▸ **TASK REQUIREMENTS**: Copy the data below without changing anything.

BEGIN MATERIALS PROVIDED

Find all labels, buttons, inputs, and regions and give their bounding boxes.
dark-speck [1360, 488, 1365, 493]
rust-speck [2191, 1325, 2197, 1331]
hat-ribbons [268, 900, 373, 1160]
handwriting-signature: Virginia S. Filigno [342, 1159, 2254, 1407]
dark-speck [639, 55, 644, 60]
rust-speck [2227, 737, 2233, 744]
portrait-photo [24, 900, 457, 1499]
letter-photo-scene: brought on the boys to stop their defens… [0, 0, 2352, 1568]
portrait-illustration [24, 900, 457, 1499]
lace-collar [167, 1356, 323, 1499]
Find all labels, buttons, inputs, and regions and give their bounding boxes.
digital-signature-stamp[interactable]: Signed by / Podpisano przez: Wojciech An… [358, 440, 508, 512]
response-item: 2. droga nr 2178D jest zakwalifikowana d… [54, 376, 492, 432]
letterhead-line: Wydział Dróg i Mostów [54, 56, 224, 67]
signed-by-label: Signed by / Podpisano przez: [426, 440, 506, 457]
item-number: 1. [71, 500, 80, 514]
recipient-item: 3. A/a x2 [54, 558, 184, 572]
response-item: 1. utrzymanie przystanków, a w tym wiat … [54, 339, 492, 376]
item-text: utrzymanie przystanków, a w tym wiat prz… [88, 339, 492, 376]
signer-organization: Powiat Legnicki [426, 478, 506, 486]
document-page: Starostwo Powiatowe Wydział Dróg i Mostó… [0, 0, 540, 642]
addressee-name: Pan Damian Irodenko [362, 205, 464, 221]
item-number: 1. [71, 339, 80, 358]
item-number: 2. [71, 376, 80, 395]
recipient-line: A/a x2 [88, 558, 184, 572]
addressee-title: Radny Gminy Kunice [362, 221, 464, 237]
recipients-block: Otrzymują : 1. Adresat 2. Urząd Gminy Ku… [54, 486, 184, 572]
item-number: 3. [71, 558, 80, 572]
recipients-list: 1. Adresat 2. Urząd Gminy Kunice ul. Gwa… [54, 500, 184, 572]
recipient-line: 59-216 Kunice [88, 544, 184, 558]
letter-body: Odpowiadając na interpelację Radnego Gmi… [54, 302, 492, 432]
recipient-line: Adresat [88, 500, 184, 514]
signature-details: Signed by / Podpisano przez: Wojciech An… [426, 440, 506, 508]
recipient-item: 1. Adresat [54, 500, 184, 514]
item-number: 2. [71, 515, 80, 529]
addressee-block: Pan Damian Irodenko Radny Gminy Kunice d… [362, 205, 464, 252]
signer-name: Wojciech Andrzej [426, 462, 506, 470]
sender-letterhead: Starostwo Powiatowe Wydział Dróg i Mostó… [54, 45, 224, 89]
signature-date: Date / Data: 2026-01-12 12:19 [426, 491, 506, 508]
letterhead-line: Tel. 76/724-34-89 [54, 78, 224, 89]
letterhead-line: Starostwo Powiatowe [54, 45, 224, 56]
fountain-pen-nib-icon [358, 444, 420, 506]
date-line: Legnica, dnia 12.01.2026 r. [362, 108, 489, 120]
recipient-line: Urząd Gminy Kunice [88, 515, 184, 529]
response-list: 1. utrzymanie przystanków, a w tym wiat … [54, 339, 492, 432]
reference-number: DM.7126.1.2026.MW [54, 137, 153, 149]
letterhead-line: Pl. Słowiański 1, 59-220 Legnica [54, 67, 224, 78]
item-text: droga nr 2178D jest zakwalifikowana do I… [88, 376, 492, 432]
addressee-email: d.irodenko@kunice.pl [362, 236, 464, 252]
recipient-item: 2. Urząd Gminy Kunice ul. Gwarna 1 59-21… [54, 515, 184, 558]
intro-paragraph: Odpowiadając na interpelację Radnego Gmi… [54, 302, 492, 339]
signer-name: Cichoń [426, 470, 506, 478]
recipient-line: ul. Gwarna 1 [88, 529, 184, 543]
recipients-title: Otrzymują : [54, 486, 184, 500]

END MATERIALS PROVIDED

▸ **WRITTEN ANSWER**:
Find all labels, buttons, inputs, and regions and give their bounding boxes.
dark-speck [1360, 488, 1365, 493]
rust-speck [2191, 1325, 2197, 1331]
hat-ribbons [268, 900, 373, 1160]
handwriting-signature: Virginia S. Filigno [342, 1159, 2254, 1407]
dark-speck [639, 55, 644, 60]
rust-speck [2227, 737, 2233, 744]
portrait-photo [24, 900, 457, 1499]
letter-photo-scene: brought on the boys to stop their defens… [0, 0, 2352, 1568]
portrait-illustration [24, 900, 457, 1499]
lace-collar [167, 1356, 323, 1499]
Find all labels, buttons, inputs, and regions and give their bounding boxes.
digital-signature-stamp[interactable]: Signed by / Podpisano przez: Wojciech An… [358, 440, 508, 512]
response-item: 2. droga nr 2178D jest zakwalifikowana d… [54, 376, 492, 432]
letterhead-line: Wydział Dróg i Mostów [54, 56, 224, 67]
signed-by-label: Signed by / Podpisano przez: [426, 440, 506, 457]
item-number: 1. [71, 500, 80, 514]
recipient-item: 3. A/a x2 [54, 558, 184, 572]
response-item: 1. utrzymanie przystanków, a w tym wiat … [54, 339, 492, 376]
item-text: utrzymanie przystanków, a w tym wiat prz… [88, 339, 492, 376]
signer-organization: Powiat Legnicki [426, 478, 506, 486]
document-page: Starostwo Powiatowe Wydział Dróg i Mostó… [0, 0, 540, 642]
addressee-name: Pan Damian Irodenko [362, 205, 464, 221]
item-number: 1. [71, 339, 80, 358]
item-number: 2. [71, 376, 80, 395]
recipient-line: A/a x2 [88, 558, 184, 572]
addressee-title: Radny Gminy Kunice [362, 221, 464, 237]
recipients-block: Otrzymują : 1. Adresat 2. Urząd Gminy Ku… [54, 486, 184, 572]
item-number: 3. [71, 558, 80, 572]
recipients-list: 1. Adresat 2. Urząd Gminy Kunice ul. Gwa… [54, 500, 184, 572]
recipient-line: 59-216 Kunice [88, 544, 184, 558]
letter-body: Odpowiadając na interpelację Radnego Gmi… [54, 302, 492, 432]
recipient-line: Adresat [88, 500, 184, 514]
signature-details: Signed by / Podpisano przez: Wojciech An… [426, 440, 506, 508]
recipient-item: 1. Adresat [54, 500, 184, 514]
item-number: 2. [71, 515, 80, 529]
addressee-block: Pan Damian Irodenko Radny Gminy Kunice d… [362, 205, 464, 252]
signer-name: Wojciech Andrzej [426, 462, 506, 470]
sender-letterhead: Starostwo Powiatowe Wydział Dróg i Mostó… [54, 45, 224, 89]
signature-date: Date / Data: 2026-01-12 12:19 [426, 491, 506, 508]
letterhead-line: Tel. 76/724-34-89 [54, 78, 224, 89]
letterhead-line: Starostwo Powiatowe [54, 45, 224, 56]
fountain-pen-nib-icon [358, 444, 420, 506]
date-line: Legnica, dnia 12.01.2026 r. [362, 108, 489, 120]
recipient-line: Urząd Gminy Kunice [88, 515, 184, 529]
response-list: 1. utrzymanie przystanków, a w tym wiat … [54, 339, 492, 432]
reference-number: DM.7126.1.2026.MW [54, 137, 153, 149]
letterhead-line: Pl. Słowiański 1, 59-220 Legnica [54, 67, 224, 78]
item-text: droga nr 2178D jest zakwalifikowana do I… [88, 376, 492, 432]
addressee-email: d.irodenko@kunice.pl [362, 236, 464, 252]
recipient-item: 2. Urząd Gminy Kunice ul. Gwarna 1 59-21… [54, 515, 184, 558]
intro-paragraph: Odpowiadając na interpelację Radnego Gmi… [54, 302, 492, 339]
signer-name: Cichoń [426, 470, 506, 478]
recipient-line: ul. Gwarna 1 [88, 529, 184, 543]
recipients-title: Otrzymują : [54, 486, 184, 500]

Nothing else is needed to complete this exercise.